Document excerpt.
--- Start ---
Thursday, October 13, 2011

Integrity Brain Dump

I've been reflecting extensively about integrity, because this year I am really trying to do a better job with the character education program I am teaching as part of the Grade 8 homeroom. Already I've talked to the homeroom kids about: appreciation as a tool to smoothing over difficult confrontations; manners and cultures; why we come to school (and why that's a privilege); the idea that our intelligence is not fixed, and that our knowledge can improve our brain's processes and in effect we can "get smarter" over time; setting goals and brainstorming study skills. I have found that by opening my own life experiences up to the kids, I am making the textbook lessons more meaningful for me (and thereby, hopefully for them as well). Every week, I try to tie the lesson to something a little bit deeper, and the kids have reciprocated by opening up with their own thoughts and experiences as well, allowing me a sneak peek at their thoughtful and insightful side, which I don't always see in the context of a math class.

Something that has been on my mind (although not necessarily in the Grade 8 character-development curriculum) has been the issue of integrity. The more I think about it, the more integrity seems to weave itself into everything that we do, which means both that it's necessary for me to talk about integrity issues with the kids, and also that it is very difficult to get a clear, convincing, effective message across in a single discussion. I am going to do a brain dump over here; feel free to add your own thoughts.


When we think about integrity, we mostly think of not lying and not cheating. In school, we only talk about integrity as a reactionary mechanism -- usually after something bad has already occurred, such as group cheating or plagiarism. What we need to do is to actively address integrity issues as a school as a prevention mechanism -- and that can be done in our individual curricula (ie. history and English, where morality is explored in the context of literature), or in our character-education classes.

The first stumbling block I have is how to talk to kids in a convincing way about the importance of integrity. Why should they bother not doing certain things, if they know that they cannot or probably will not be caught?? I think we are dissuaded from negative behavior for any number of these reasons below (depending on our own morality developmental stage):

* Being worried about consequences (ie. punishment) that may occur to us personally
* Upholding our reputation (another form of personal consequence)
* Being afraid to hurt or damage others who trust us
* Believing that our individual needs should come after our commitment or obligation to a group/policy/community (Relativistic morals?)
--- End ---
Directives.
[1] List every reason the blog post on integrity gives for why people are dissuaded from negative behavior.
[2] Edit the blog post on integrity: take the passage that begins at the words "The first stumbling" and stops after "group/policy/community (Relativistic morals?)", and write it out with "reputation" changed to "good name".
[3] Continue the blog post on integrity from the point where it ends.

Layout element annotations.
--- Start ---
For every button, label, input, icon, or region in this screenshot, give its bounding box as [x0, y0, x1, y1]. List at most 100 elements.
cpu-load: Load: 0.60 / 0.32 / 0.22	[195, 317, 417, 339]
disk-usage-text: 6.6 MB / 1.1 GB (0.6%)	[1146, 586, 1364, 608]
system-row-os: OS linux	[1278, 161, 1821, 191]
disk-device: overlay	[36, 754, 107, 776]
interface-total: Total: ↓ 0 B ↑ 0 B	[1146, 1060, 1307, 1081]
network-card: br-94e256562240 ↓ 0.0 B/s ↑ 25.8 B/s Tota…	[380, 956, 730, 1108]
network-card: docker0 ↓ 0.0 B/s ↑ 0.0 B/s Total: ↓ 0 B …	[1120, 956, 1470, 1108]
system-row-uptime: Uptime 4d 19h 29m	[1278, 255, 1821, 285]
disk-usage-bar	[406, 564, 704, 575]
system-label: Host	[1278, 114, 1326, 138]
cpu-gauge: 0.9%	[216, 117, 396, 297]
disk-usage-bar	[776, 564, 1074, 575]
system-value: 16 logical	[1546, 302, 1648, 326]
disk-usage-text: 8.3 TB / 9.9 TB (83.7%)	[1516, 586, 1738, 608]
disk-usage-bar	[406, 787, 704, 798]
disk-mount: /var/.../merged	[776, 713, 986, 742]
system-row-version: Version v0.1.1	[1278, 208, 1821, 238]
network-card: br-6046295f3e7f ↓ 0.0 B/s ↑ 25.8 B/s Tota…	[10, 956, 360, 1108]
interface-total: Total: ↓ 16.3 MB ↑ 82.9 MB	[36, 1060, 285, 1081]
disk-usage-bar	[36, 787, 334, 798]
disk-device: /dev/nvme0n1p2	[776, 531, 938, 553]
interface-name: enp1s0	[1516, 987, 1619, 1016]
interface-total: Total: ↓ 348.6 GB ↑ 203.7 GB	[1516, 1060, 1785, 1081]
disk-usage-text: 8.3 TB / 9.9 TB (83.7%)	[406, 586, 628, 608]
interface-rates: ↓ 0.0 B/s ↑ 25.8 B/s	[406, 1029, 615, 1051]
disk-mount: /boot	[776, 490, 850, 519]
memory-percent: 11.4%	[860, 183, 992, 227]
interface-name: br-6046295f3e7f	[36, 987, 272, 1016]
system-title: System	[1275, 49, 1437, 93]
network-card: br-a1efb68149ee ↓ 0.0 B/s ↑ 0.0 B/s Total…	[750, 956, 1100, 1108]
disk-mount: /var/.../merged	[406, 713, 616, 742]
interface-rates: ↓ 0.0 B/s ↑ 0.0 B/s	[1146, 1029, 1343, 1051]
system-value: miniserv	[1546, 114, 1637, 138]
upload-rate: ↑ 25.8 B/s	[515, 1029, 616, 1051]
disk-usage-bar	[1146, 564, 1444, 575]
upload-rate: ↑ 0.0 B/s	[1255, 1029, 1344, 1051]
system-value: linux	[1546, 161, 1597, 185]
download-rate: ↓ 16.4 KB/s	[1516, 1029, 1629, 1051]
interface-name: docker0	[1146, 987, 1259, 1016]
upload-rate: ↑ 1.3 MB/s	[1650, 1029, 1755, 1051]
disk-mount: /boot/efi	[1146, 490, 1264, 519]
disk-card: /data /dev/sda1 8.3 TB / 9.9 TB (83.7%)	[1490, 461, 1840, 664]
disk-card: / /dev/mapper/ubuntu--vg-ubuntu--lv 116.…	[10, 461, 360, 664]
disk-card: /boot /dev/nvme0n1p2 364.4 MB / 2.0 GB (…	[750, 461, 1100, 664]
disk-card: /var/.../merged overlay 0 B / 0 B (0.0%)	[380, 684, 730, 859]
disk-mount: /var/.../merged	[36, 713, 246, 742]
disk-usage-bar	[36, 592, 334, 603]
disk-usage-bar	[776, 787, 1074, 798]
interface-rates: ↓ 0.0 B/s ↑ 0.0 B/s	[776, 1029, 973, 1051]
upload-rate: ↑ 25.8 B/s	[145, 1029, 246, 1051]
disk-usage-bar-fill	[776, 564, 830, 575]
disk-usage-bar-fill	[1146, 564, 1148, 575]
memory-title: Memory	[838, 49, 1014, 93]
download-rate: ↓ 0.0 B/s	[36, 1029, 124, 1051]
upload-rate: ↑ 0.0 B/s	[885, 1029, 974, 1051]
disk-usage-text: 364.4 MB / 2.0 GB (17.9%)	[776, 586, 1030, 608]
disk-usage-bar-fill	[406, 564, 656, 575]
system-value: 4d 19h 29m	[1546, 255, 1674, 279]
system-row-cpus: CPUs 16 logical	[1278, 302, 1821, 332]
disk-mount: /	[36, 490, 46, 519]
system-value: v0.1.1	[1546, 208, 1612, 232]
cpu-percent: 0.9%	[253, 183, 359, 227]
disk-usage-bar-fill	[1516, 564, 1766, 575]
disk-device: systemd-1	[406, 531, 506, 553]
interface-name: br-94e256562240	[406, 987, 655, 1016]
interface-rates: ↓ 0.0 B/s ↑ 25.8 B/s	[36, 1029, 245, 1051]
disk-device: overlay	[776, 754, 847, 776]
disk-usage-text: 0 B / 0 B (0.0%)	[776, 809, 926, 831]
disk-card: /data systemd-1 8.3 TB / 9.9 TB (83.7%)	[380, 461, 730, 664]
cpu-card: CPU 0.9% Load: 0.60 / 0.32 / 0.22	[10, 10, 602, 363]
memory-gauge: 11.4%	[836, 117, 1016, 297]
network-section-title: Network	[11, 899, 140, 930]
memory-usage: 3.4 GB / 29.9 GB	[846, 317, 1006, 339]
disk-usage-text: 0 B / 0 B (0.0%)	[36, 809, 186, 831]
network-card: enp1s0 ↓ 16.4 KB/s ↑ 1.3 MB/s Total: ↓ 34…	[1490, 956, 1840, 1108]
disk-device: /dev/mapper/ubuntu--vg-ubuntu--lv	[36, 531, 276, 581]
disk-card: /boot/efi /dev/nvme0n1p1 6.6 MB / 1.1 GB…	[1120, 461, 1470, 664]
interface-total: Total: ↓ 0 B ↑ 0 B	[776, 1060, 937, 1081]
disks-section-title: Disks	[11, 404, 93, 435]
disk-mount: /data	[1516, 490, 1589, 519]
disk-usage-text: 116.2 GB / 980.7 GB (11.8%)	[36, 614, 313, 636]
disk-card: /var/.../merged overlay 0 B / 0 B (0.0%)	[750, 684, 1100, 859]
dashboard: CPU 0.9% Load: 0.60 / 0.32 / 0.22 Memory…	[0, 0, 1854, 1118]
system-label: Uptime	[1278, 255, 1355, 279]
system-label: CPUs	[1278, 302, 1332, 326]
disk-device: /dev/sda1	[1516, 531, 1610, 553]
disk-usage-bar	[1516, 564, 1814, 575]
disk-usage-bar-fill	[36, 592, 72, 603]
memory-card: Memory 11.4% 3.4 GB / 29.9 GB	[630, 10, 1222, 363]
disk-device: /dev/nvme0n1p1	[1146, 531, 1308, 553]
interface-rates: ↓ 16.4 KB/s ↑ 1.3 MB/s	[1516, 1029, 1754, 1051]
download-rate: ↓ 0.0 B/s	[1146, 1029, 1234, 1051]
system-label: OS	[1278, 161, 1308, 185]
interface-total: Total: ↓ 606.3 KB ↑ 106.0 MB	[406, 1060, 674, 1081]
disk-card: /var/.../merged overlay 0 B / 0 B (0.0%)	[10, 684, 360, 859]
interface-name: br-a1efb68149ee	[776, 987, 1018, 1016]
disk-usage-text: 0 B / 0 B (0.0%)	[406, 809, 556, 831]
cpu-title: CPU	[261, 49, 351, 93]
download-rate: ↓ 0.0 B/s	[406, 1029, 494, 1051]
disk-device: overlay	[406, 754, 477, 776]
--- End ---
Replies.
[1]
- Being worried about consequences (ie. punishment) that may occur to us personally
- Upholding our reputation (another form of personal consequence)
- Being afraid to hurt or damage others who trust us
- Believing that our individual needs should come after our commitment or obligation to a group/policy/community

[2]
The first stumbling block I have is how to talk to kids in a convincing way about the importance of integrity. Why should they bother not doing certain things, if they know that they cannot or probably will not be caught?? I think we are dissuaded from negative behavior for any number of these reasons below (depending on our own morality developmental stage):

* Being worried about consequences (ie. punishment) that may occur to us personally
* Upholding our good name (another form of personal consequence)
* Being afraid to hurt or damage others who trust us
* Believing that our individual needs should come after our commitment or obligation to a group/policy/community (Relativistic morals?)

[3]
* Believing that the action is wrong on an absolute scale

As you probably agree, our aim to talk to kids about integrity is roughly equivalent to moving them along the spectrum of reasons towards the intrinsic motivators rather than the extrinsic motivators. But, doing so is difficult. The best that I can come up with is talking to kids about my own view of my own personal integrity, in order to shed light on what it means to me, personally. (I grew up in a family that raised us on stories that carried inherent values, but I'm not sure if my kids have the same relationship with their parents.)

So, here are some examples I've come up with for where I think I exhibit a personal integrity, in a way that is perhaps subtler than not cheating and not lying:

My integrity is reflected in the way I work at my jobs. When I was 17, I had my first job evaluation by my Starbucks store manager. I was nervous, and I had asked my friend if he was nervous as well. This is what he said: "I always do my best on a job, whether or not someone is watching me. And in the end, that's all I can do. There is no reason to worry." I still carry that work ethic with me today. I don't ever compare myself with other teachers in my department; I need to do my best within my own frame of possibilities. Over time, that frame will expand. So, it doesn't matter if someone is years more experienced than me or if they choose to leave at 3pm; what matters to me is that I do my very best every single day for every kid in my class, within my own realm of possibilities. Furthermore, I don't ever worry about whether I've earned my place at work, because I've never lied or cheated on any test, project, resume, or interview to get there.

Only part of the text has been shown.